> [INSTRUCTION]: Extract all lines that hold the string "this".

> [RAW RECORDS]:
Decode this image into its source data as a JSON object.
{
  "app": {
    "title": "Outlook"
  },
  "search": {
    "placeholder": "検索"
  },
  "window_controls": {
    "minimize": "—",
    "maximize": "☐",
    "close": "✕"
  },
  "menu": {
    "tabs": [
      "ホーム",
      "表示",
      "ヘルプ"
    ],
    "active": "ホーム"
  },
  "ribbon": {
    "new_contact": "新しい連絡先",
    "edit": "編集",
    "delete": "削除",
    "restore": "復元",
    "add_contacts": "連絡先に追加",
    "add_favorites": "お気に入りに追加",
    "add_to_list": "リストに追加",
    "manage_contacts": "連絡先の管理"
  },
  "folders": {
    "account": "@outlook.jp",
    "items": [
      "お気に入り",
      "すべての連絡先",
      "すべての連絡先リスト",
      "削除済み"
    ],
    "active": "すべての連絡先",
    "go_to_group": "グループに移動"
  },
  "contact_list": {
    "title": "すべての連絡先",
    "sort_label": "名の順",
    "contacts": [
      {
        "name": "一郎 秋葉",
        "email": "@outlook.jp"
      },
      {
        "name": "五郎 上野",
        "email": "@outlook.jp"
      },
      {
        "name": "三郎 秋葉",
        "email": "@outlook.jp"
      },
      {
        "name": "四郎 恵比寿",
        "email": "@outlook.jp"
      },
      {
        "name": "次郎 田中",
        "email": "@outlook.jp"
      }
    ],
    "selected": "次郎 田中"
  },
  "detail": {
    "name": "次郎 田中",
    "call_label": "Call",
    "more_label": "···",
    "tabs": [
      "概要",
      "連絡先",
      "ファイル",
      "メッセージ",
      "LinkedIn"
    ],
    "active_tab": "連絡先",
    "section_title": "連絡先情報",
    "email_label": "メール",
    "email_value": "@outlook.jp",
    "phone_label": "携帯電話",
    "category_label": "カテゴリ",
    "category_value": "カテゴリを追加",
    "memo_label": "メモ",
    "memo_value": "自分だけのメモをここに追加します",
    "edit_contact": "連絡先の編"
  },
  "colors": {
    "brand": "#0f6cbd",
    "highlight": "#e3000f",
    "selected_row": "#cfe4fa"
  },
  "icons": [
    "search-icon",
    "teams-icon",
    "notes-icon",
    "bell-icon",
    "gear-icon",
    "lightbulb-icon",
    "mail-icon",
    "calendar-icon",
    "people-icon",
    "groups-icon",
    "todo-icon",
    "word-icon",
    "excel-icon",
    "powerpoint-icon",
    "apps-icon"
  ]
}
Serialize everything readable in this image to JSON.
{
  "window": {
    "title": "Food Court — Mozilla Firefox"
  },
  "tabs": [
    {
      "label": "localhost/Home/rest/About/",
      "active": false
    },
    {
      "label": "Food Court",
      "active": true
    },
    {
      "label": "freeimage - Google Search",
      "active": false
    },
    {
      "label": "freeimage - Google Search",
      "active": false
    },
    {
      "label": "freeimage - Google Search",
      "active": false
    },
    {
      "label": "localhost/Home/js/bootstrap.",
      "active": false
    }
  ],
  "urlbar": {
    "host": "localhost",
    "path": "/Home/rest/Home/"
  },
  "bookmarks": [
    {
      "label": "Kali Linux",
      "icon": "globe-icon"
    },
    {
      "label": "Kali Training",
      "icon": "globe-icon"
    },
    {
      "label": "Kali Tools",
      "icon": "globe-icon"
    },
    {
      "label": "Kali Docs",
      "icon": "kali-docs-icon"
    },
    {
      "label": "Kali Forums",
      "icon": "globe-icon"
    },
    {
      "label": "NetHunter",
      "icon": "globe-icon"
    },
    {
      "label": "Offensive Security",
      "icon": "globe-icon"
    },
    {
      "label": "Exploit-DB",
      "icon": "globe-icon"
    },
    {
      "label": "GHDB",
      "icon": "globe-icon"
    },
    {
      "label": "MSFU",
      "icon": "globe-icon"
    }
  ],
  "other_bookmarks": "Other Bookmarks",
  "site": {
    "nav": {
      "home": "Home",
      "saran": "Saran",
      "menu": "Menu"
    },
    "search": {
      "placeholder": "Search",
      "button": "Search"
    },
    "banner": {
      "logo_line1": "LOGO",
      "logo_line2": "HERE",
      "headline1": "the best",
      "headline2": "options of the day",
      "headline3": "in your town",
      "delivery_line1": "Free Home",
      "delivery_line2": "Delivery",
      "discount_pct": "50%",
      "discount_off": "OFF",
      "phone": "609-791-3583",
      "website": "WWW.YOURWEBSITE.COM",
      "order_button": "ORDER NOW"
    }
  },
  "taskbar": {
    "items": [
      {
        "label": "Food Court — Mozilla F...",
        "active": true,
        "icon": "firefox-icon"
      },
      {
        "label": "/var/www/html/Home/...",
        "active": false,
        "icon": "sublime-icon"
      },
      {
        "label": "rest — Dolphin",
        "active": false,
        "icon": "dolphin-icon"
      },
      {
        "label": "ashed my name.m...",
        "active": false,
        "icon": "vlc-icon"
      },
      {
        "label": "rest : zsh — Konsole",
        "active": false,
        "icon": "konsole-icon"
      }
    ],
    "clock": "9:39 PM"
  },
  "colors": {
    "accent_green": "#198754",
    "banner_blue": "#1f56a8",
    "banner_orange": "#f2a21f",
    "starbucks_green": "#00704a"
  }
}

--

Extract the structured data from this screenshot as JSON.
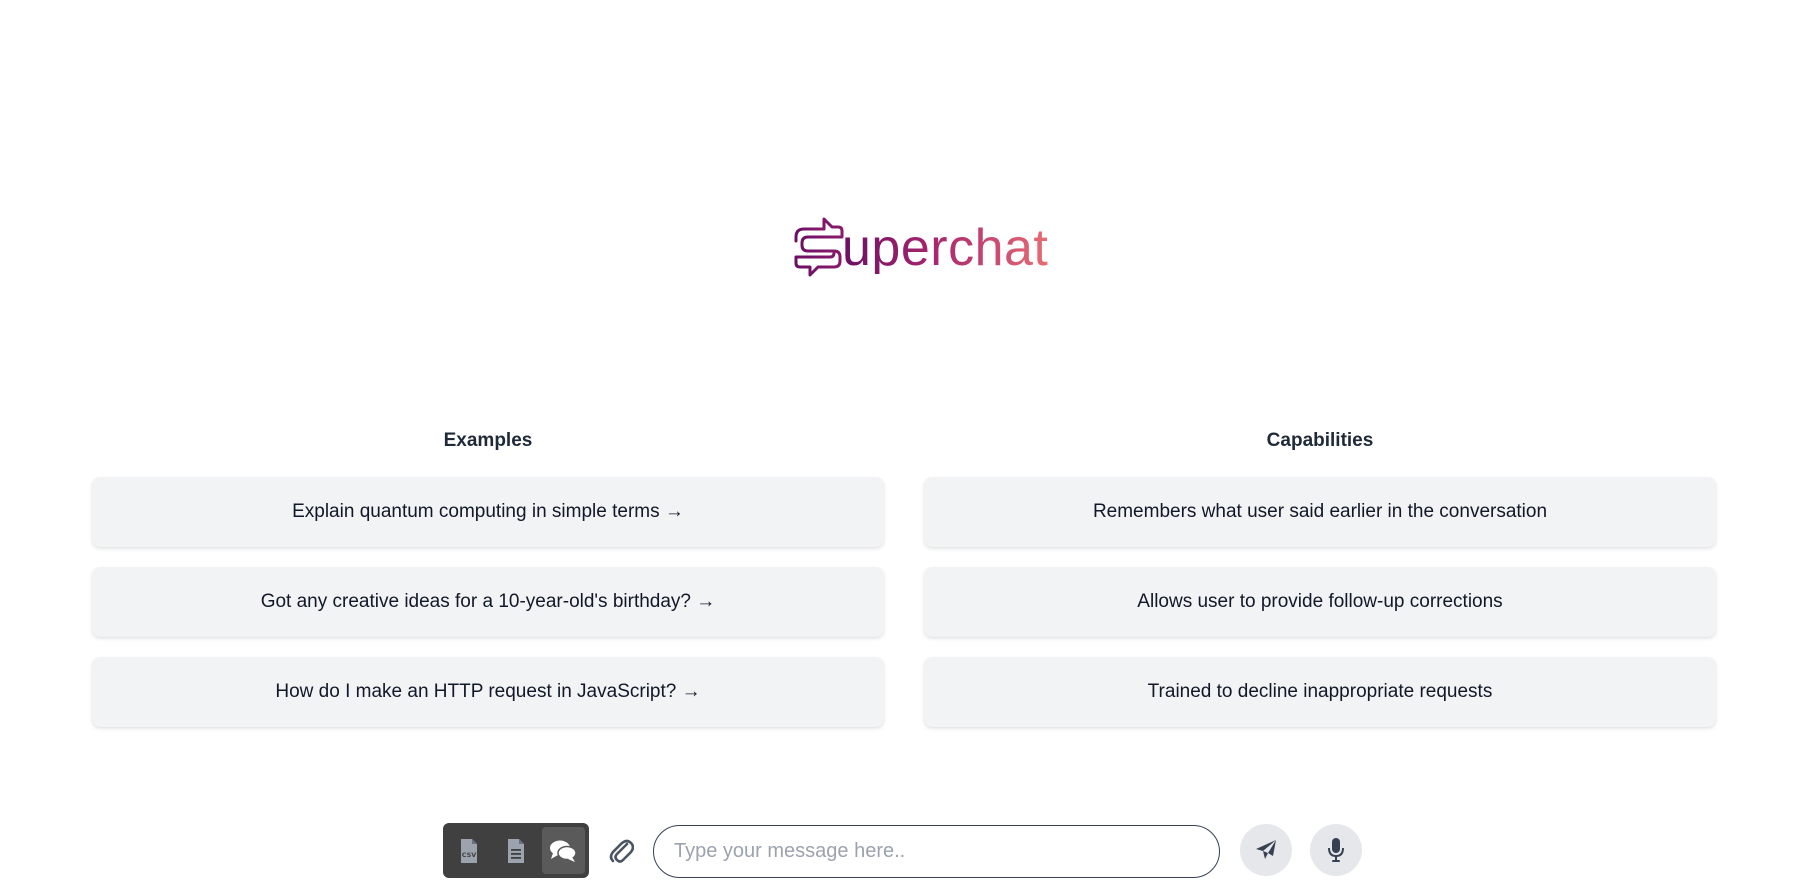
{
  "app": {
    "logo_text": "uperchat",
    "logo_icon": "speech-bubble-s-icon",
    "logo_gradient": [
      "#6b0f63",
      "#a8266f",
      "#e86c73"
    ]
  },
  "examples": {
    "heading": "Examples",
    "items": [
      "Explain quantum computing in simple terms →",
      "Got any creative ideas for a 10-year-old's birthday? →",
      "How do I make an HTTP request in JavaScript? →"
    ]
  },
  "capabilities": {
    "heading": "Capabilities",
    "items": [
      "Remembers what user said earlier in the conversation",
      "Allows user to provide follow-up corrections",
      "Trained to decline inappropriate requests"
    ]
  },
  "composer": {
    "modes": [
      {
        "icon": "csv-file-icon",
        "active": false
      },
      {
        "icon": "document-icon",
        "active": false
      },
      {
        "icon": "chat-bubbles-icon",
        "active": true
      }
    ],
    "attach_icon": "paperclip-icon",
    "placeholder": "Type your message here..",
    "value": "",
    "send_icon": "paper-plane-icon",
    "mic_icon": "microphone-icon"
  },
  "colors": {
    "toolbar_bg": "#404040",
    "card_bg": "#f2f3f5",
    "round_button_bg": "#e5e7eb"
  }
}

> [ANSWER IN FULL]:
Decode this image into its source data as a JSON object.
Serialize everything readable in this image to JSON.
Extract the structured data from this screenshot as JSON.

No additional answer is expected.